* [RECORDS SHOWN]
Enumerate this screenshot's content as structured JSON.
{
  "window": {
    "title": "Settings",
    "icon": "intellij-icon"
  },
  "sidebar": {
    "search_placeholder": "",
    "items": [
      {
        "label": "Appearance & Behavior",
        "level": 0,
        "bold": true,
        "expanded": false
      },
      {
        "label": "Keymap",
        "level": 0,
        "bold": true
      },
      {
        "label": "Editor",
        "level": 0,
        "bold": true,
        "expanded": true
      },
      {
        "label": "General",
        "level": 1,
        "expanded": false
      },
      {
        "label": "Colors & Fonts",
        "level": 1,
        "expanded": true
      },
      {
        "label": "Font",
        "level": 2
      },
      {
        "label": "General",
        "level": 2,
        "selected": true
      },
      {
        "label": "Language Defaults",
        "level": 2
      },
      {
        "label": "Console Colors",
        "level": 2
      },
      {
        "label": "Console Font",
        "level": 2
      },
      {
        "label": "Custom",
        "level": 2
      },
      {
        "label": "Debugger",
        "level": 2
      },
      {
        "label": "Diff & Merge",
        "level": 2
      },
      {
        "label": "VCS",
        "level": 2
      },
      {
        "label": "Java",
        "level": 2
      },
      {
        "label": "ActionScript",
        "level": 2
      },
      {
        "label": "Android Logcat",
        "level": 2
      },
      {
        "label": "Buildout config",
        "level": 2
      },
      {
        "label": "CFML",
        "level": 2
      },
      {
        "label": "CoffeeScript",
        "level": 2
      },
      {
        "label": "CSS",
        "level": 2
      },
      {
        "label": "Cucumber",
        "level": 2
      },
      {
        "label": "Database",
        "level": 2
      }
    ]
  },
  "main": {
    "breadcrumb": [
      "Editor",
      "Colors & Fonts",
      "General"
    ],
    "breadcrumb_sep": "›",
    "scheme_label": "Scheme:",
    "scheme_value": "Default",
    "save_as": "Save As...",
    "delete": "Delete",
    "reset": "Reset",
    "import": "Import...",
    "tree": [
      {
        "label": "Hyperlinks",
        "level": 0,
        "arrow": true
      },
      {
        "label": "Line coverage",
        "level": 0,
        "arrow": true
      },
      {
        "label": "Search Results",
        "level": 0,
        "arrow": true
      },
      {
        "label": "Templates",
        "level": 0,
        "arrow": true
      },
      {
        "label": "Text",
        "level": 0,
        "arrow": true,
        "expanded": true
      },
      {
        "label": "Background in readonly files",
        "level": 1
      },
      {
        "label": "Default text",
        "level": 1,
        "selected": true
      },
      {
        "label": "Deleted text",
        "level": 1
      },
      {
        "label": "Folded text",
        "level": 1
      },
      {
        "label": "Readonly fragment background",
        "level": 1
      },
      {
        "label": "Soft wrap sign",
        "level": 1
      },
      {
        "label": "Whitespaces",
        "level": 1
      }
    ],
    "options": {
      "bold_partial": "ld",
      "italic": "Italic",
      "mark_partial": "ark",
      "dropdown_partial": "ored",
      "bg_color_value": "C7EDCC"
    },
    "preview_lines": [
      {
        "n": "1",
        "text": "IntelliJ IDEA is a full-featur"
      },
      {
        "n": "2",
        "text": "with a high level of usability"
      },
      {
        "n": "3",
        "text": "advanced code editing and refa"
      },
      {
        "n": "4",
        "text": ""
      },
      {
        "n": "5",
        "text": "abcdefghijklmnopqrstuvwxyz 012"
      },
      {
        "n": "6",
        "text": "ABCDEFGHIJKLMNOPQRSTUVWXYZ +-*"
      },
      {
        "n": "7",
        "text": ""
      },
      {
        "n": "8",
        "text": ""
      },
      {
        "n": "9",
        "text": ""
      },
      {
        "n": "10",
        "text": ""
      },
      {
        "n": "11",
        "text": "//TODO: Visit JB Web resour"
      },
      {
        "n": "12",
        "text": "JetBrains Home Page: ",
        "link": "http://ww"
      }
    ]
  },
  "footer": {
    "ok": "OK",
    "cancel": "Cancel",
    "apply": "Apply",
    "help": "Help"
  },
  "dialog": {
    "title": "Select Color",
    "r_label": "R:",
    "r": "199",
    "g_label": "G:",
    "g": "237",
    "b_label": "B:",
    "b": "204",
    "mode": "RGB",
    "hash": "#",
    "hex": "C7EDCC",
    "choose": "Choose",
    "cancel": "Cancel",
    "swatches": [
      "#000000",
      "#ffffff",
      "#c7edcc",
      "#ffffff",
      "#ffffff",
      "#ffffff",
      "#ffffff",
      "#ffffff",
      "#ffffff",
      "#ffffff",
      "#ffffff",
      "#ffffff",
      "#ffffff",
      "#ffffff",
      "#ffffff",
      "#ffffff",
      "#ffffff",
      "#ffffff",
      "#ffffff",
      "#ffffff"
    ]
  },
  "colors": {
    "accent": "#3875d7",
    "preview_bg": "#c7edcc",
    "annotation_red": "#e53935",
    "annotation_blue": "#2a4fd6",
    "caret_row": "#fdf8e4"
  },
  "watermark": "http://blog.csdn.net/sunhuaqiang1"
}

* [SET PROBLEM] Filter out every line that lacks the word "Console", and copy the rest.

* [SOLUTION TO THIS EXERCISE]
        "label": "Console Colors",
        "label": "Console Font",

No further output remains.